Entries from a visual dataset >>
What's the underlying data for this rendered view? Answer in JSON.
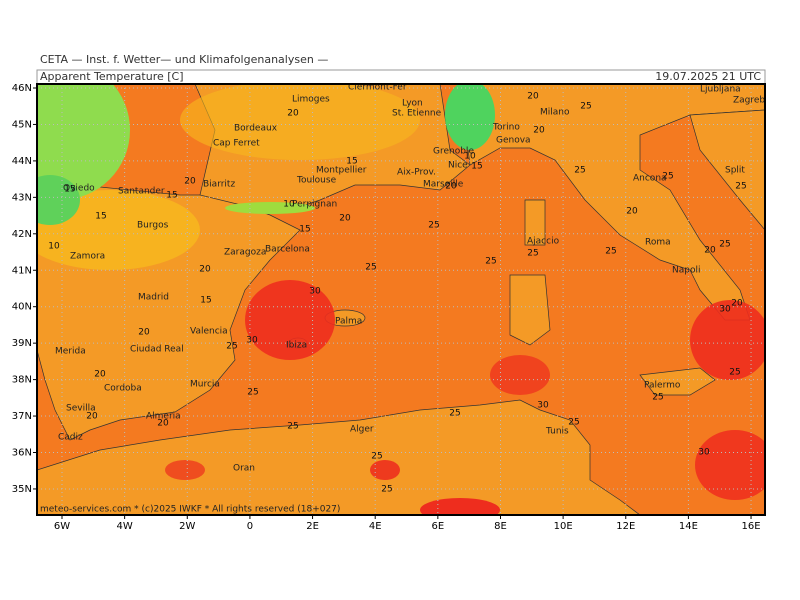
{
  "header": {
    "institute": "CETA — Inst. f. Wetter— und Klimafolgenanalysen —",
    "title": "Apparent Temperature [C]",
    "timestamp": "19.07.2025 21 UTC"
  },
  "axes": {
    "latitudes": [
      "46N",
      "45N",
      "44N",
      "43N",
      "42N",
      "41N",
      "40N",
      "39N",
      "38N",
      "37N",
      "36N",
      "35N"
    ],
    "longitudes": [
      "6W",
      "4W",
      "2W",
      "0",
      "2E",
      "4E",
      "6E",
      "8E",
      "10E",
      "12E",
      "14E",
      "16E"
    ]
  },
  "cities": [
    "Clermont-Fer",
    "Limoges",
    "Lyon",
    "Bordeaux",
    "St. Etienne",
    "Grenoble",
    "Torino",
    "Milano",
    "Genova",
    "Cap Ferret",
    "Montpellier",
    "Toulouse",
    "Nice",
    "Aix-Prov.",
    "Marseille",
    "Biarritz",
    "Oviedo",
    "Santander",
    "Perpignan",
    "Burgos",
    "Ajaccio",
    "Barcelona",
    "Zaragoza",
    "Zamora",
    "Madrid",
    "Roma",
    "Napoli",
    "Ancona",
    "Split",
    "Zagreb",
    "Ljubljana",
    "Valencia",
    "Palma",
    "Ibiza",
    "Merida",
    "Ciudad Real",
    "Cordoba",
    "Murcia",
    "Sevilla",
    "Almeria",
    "Cadiz",
    "Alger",
    "Tunis",
    "Oran",
    "Palermo"
  ],
  "contour_labels": [
    20,
    15,
    20,
    15,
    15,
    15,
    10,
    10,
    15,
    20,
    25,
    25,
    20,
    30,
    25,
    25,
    25,
    20,
    25,
    25,
    20,
    25,
    20,
    30,
    25,
    25,
    30,
    15,
    20,
    25,
    30,
    20,
    20,
    20,
    25,
    25,
    25,
    30,
    25,
    25,
    25,
    20,
    25,
    20,
    10,
    15,
    20,
    25
  ],
  "footer": "meteo-services.com * (c)2025 IWKF * All rights reserved (18+027)"
}
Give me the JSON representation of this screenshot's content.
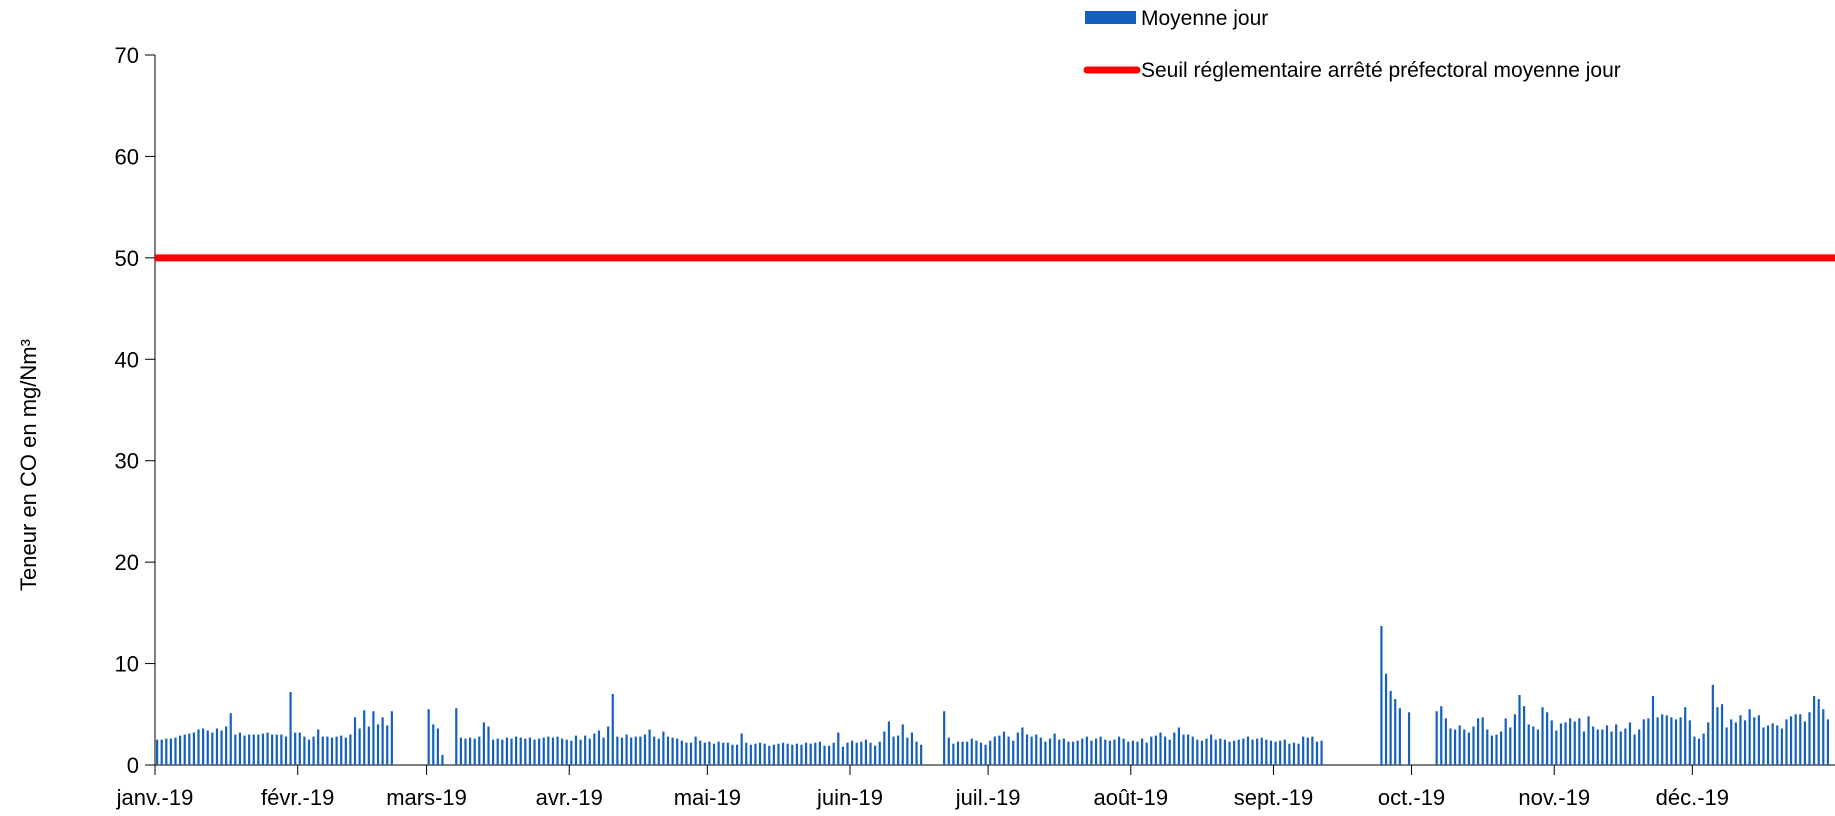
{
  "chart_data": {
    "type": "bar",
    "ylabel": "Teneur en CO en mg/Nm³",
    "ylim": [
      0,
      70
    ],
    "yticks": [
      0,
      10,
      20,
      30,
      40,
      50,
      60,
      70
    ],
    "x_start_date": "2019-01-01",
    "month_ticks": [
      {
        "label": "janv.-19",
        "date": "2019-01-01"
      },
      {
        "label": "févr.-19",
        "date": "2019-02-01"
      },
      {
        "label": "mars-19",
        "date": "2019-03-01"
      },
      {
        "label": "avr.-19",
        "date": "2019-04-01"
      },
      {
        "label": "mai-19",
        "date": "2019-05-01"
      },
      {
        "label": "juin-19",
        "date": "2019-06-01"
      },
      {
        "label": "juil.-19",
        "date": "2019-07-01"
      },
      {
        "label": "août-19",
        "date": "2019-08-01"
      },
      {
        "label": "sept.-19",
        "date": "2019-09-01"
      },
      {
        "label": "oct.-19",
        "date": "2019-10-01"
      },
      {
        "label": "nov.-19",
        "date": "2019-11-01"
      },
      {
        "label": "déc.-19",
        "date": "2019-12-01"
      }
    ],
    "grid": false,
    "legend_position": "top-right",
    "series": [
      {
        "name": "Moyenne jour",
        "type": "bar",
        "color": "#1560BD",
        "segments": [
          {
            "start": "2019-01-01",
            "values": [
              2.5,
              2.5,
              2.6,
              2.6,
              2.7,
              2.9,
              3.0,
              3.1,
              3.2,
              3.5,
              3.6,
              3.4,
              3.2,
              3.6,
              3.4,
              3.8,
              5.1,
              3.0,
              3.2,
              2.9,
              3.0,
              3.0,
              3.0,
              3.1,
              3.2,
              3.0,
              3.0,
              3.0,
              2.8,
              7.2,
              3.2,
              3.2,
              2.8,
              2.5,
              2.8,
              3.5,
              2.8,
              2.8,
              2.7,
              2.8,
              2.9,
              2.7,
              3.0,
              4.7,
              3.6,
              5.4,
              3.8,
              5.3,
              4.0,
              4.7,
              3.9,
              5.3
            ]
          },
          {
            "start": "2019-03-01",
            "values": [
              5.5,
              4.0,
              3.6,
              1.0
            ]
          },
          {
            "start": "2019-03-07",
            "values": [
              5.6,
              2.7,
              2.6,
              2.7,
              2.6,
              2.8,
              4.2,
              3.8,
              2.5,
              2.6,
              2.5,
              2.7,
              2.6,
              2.8,
              2.7,
              2.6,
              2.7,
              2.5,
              2.6,
              2.7,
              2.8,
              2.7,
              2.8,
              2.6,
              2.5,
              2.4,
              2.9,
              2.5,
              2.9,
              2.6,
              3.1,
              3.4,
              2.7,
              3.8,
              7.0,
              2.8,
              2.7,
              3.0,
              2.7,
              2.8,
              2.8,
              3.0,
              3.5,
              2.8,
              2.6,
              3.3,
              2.8,
              2.7,
              2.6,
              2.4,
              2.2,
              2.2,
              2.8,
              2.4,
              2.2,
              2.3,
              2.1,
              2.3,
              2.2,
              2.2,
              2.0,
              2.0,
              3.1,
              2.2,
              2.0,
              2.1,
              2.2,
              2.1,
              1.9,
              2.0,
              2.1,
              2.2,
              2.1,
              2.0,
              2.1,
              2.0,
              2.2,
              2.1,
              2.2,
              2.3,
              1.9,
              1.9,
              2.2,
              3.2,
              1.8,
              2.2,
              2.4,
              2.2,
              2.3,
              2.5,
              2.2,
              1.9,
              2.3,
              3.3,
              4.3,
              2.8,
              2.9,
              4.0,
              2.7,
              3.2,
              2.3,
              2.0
            ]
          },
          {
            "start": "2019-06-21",
            "values": [
              5.3,
              2.7,
              2.1,
              2.3,
              2.3,
              2.3,
              2.6,
              2.4,
              2.2,
              2.0,
              2.4,
              2.8,
              2.9,
              3.3,
              2.8,
              2.4,
              3.2,
              3.7,
              3.0,
              2.8,
              3.0,
              2.7,
              2.3,
              2.6,
              3.1,
              2.5,
              2.6,
              2.3,
              2.3,
              2.4,
              2.6,
              2.8,
              2.4,
              2.6,
              2.8,
              2.5,
              2.4,
              2.5,
              2.8,
              2.6,
              2.3,
              2.4,
              2.3,
              2.6,
              2.2,
              2.8,
              2.9,
              3.2,
              2.8,
              2.5,
              3.2,
              3.7,
              3.0,
              3.0,
              2.8,
              2.5,
              2.4,
              2.6,
              3.0,
              2.5,
              2.6,
              2.5,
              2.3,
              2.4,
              2.5,
              2.6,
              2.8,
              2.5,
              2.6,
              2.7,
              2.5,
              2.4,
              2.3,
              2.4,
              2.5,
              2.1,
              2.2,
              2.1,
              2.8,
              2.7,
              2.8,
              2.3,
              2.4
            ]
          },
          {
            "start": "2019-09-24",
            "values": [
              13.7,
              9.0,
              7.3,
              6.5,
              5.6
            ]
          },
          {
            "start": "2019-09-30",
            "values": [
              5.2
            ]
          },
          {
            "start": "2019-10-06",
            "values": [
              5.3,
              5.8,
              4.6,
              3.6,
              3.5,
              3.9,
              3.5,
              3.2,
              3.8,
              4.6,
              4.7,
              3.5,
              2.9,
              3.0,
              3.3,
              4.6,
              3.7,
              5.0,
              6.9,
              5.8,
              4.0,
              3.8,
              3.5,
              5.7,
              5.2,
              4.4,
              3.4,
              4.1,
              4.2,
              4.6,
              4.3,
              4.6,
              3.3,
              4.8,
              3.8,
              3.5,
              3.5,
              3.9,
              3.3,
              4.0,
              3.3,
              3.6,
              4.2,
              3.0,
              3.5,
              4.5,
              4.6,
              6.8,
              4.7,
              5.0,
              4.9,
              4.7,
              4.5,
              4.7,
              5.7,
              4.4,
              2.8,
              2.6,
              3.1,
              4.2,
              7.9,
              5.7,
              6.0,
              3.7,
              4.5,
              4.2,
              4.9,
              4.4,
              5.5,
              4.7,
              4.9,
              3.7,
              3.9,
              4.1,
              3.9,
              3.6,
              4.5,
              4.8,
              5.0,
              5.0,
              4.3,
              5.2,
              6.8,
              6.5,
              5.5,
              4.5
            ]
          }
        ]
      },
      {
        "name": "Seuil réglementaire arrêté préfectoral moyenne jour",
        "type": "line",
        "color": "#FF0000",
        "value": 50
      }
    ]
  }
}
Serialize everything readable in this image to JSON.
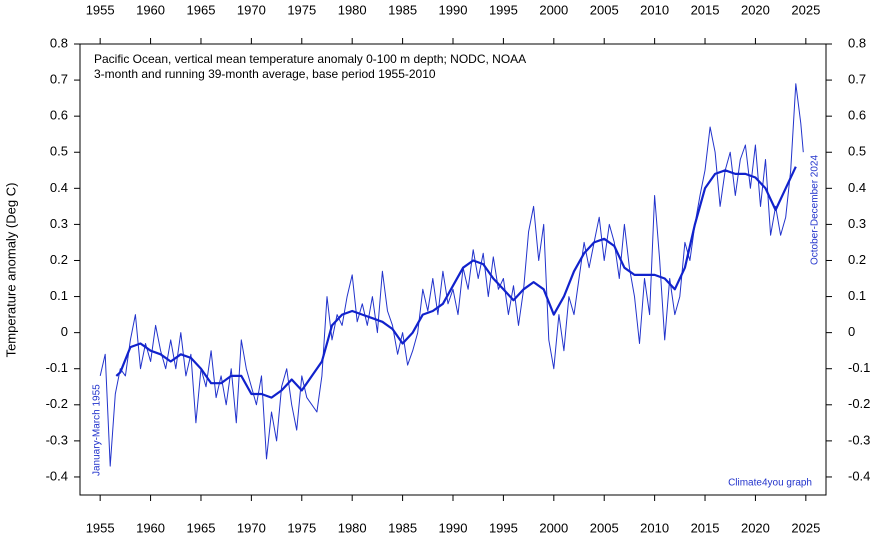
{
  "chart_data": {
    "type": "line",
    "title": "Pacific Ocean, vertical mean temperature anomaly 0-100 m depth; NODC, NOAA",
    "subtitle": "3-month and running 39-month average, base period 1955-2010",
    "y_label": "Temperature anomaly (Deg C)",
    "annotations": [
      "January-March 1955",
      "October-December 2024",
      "Climate4you graph"
    ],
    "xlim": [
      1953,
      2027
    ],
    "xticks": [
      1955,
      1960,
      1965,
      1970,
      1975,
      1980,
      1985,
      1990,
      1995,
      2000,
      2005,
      2010,
      2015,
      2020,
      2025
    ],
    "ylim": [
      -0.45,
      0.8
    ],
    "yticks": [
      -0.4,
      -0.3,
      -0.2,
      -0.1,
      0,
      0.1,
      0.2,
      0.3,
      0.4,
      0.5,
      0.6,
      0.7,
      0.8
    ],
    "series": [
      {
        "color": "#2233cc",
        "width": 1,
        "x": [
          1955.0,
          1955.5,
          1956.0,
          1956.5,
          1957.0,
          1957.5,
          1958.0,
          1958.5,
          1959.0,
          1959.5,
          1960.0,
          1960.5,
          1961.0,
          1961.5,
          1962.0,
          1962.5,
          1963.0,
          1963.5,
          1964.0,
          1964.5,
          1965.0,
          1965.5,
          1966.0,
          1966.5,
          1967.0,
          1967.5,
          1968.0,
          1968.5,
          1969.0,
          1969.5,
          1970.0,
          1970.5,
          1971.0,
          1971.5,
          1972.0,
          1972.5,
          1973.0,
          1973.5,
          1974.0,
          1974.5,
          1975.0,
          1975.5,
          1976.0,
          1976.5,
          1977.0,
          1977.5,
          1978.0,
          1978.5,
          1979.0,
          1979.5,
          1980.0,
          1980.5,
          1981.0,
          1981.5,
          1982.0,
          1982.5,
          1983.0,
          1983.5,
          1984.0,
          1984.5,
          1985.0,
          1985.5,
          1986.0,
          1986.5,
          1987.0,
          1987.5,
          1988.0,
          1988.5,
          1989.0,
          1989.5,
          1990.0,
          1990.5,
          1991.0,
          1991.5,
          1992.0,
          1992.5,
          1993.0,
          1993.5,
          1994.0,
          1994.5,
          1995.0,
          1995.5,
          1996.0,
          1996.5,
          1997.0,
          1997.5,
          1998.0,
          1998.5,
          1999.0,
          1999.5,
          2000.0,
          2000.5,
          2001.0,
          2001.5,
          2002.0,
          2002.5,
          2003.0,
          2003.5,
          2004.0,
          2004.5,
          2005.0,
          2005.5,
          2006.0,
          2006.5,
          2007.0,
          2007.5,
          2008.0,
          2008.5,
          2009.0,
          2009.5,
          2010.0,
          2010.5,
          2011.0,
          2011.5,
          2012.0,
          2012.5,
          2013.0,
          2013.5,
          2014.0,
          2014.5,
          2015.0,
          2015.5,
          2016.0,
          2016.5,
          2017.0,
          2017.5,
          2018.0,
          2018.5,
          2019.0,
          2019.5,
          2020.0,
          2020.5,
          2021.0,
          2021.5,
          2022.0,
          2022.5,
          2023.0,
          2023.5,
          2024.0,
          2024.5,
          2024.75
        ],
        "values": [
          -0.12,
          -0.06,
          -0.37,
          -0.17,
          -0.1,
          -0.12,
          -0.02,
          0.05,
          -0.1,
          -0.03,
          -0.08,
          0.02,
          -0.05,
          -0.1,
          -0.02,
          -0.1,
          0.0,
          -0.12,
          -0.06,
          -0.25,
          -0.1,
          -0.15,
          -0.05,
          -0.18,
          -0.12,
          -0.2,
          -0.1,
          -0.25,
          -0.02,
          -0.1,
          -0.15,
          -0.2,
          -0.12,
          -0.35,
          -0.22,
          -0.3,
          -0.15,
          -0.1,
          -0.2,
          -0.27,
          -0.12,
          -0.18,
          -0.2,
          -0.22,
          -0.12,
          0.1,
          -0.02,
          0.05,
          0.02,
          0.1,
          0.16,
          0.03,
          0.08,
          0.02,
          0.1,
          0.0,
          0.17,
          0.06,
          0.02,
          -0.06,
          0.0,
          -0.09,
          -0.05,
          0.0,
          0.12,
          0.06,
          0.15,
          0.05,
          0.17,
          0.08,
          0.12,
          0.05,
          0.18,
          0.12,
          0.23,
          0.15,
          0.22,
          0.1,
          0.21,
          0.12,
          0.15,
          0.05,
          0.13,
          0.02,
          0.12,
          0.28,
          0.35,
          0.2,
          0.3,
          -0.02,
          -0.1,
          0.05,
          -0.05,
          0.1,
          0.05,
          0.15,
          0.25,
          0.18,
          0.25,
          0.32,
          0.2,
          0.3,
          0.25,
          0.15,
          0.3,
          0.18,
          0.1,
          -0.03,
          0.15,
          0.05,
          0.38,
          0.2,
          -0.02,
          0.15,
          0.05,
          0.1,
          0.25,
          0.2,
          0.3,
          0.38,
          0.45,
          0.57,
          0.5,
          0.35,
          0.45,
          0.5,
          0.38,
          0.48,
          0.52,
          0.4,
          0.52,
          0.35,
          0.48,
          0.27,
          0.35,
          0.27,
          0.32,
          0.45,
          0.69,
          0.58,
          0.5
        ]
      },
      {
        "color": "#1122cc",
        "width": 2.2,
        "x": [
          1956.6,
          1957,
          1958,
          1959,
          1960,
          1961,
          1962,
          1963,
          1964,
          1965,
          1966,
          1967,
          1968,
          1969,
          1970,
          1971,
          1972,
          1973,
          1974,
          1975,
          1976,
          1977,
          1978,
          1979,
          1980,
          1981,
          1982,
          1983,
          1984,
          1985,
          1986,
          1987,
          1988,
          1989,
          1990,
          1991,
          1992,
          1993,
          1994,
          1995,
          1996,
          1997,
          1998,
          1999,
          2000,
          2001,
          2002,
          2003,
          2004,
          2005,
          2006,
          2007,
          2008,
          2009,
          2010,
          2011,
          2012,
          2013,
          2014,
          2015,
          2016,
          2017,
          2018,
          2019,
          2020,
          2021,
          2022,
          2023,
          2024
        ],
        "values": [
          -0.12,
          -0.11,
          -0.04,
          -0.03,
          -0.05,
          -0.06,
          -0.08,
          -0.06,
          -0.07,
          -0.1,
          -0.14,
          -0.14,
          -0.12,
          -0.12,
          -0.17,
          -0.17,
          -0.18,
          -0.16,
          -0.13,
          -0.16,
          -0.12,
          -0.08,
          0.02,
          0.05,
          0.06,
          0.05,
          0.04,
          0.03,
          0.01,
          -0.03,
          0.0,
          0.05,
          0.06,
          0.08,
          0.13,
          0.18,
          0.2,
          0.19,
          0.15,
          0.12,
          0.09,
          0.12,
          0.14,
          0.12,
          0.05,
          0.1,
          0.17,
          0.22,
          0.25,
          0.26,
          0.24,
          0.18,
          0.16,
          0.16,
          0.16,
          0.15,
          0.12,
          0.18,
          0.3,
          0.4,
          0.44,
          0.45,
          0.44,
          0.44,
          0.43,
          0.4,
          0.34,
          0.4,
          0.46
        ]
      }
    ]
  }
}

What needs to be done >> Report how many lines of the data hold the string "name"; give only the number.

Answer for the task >> 2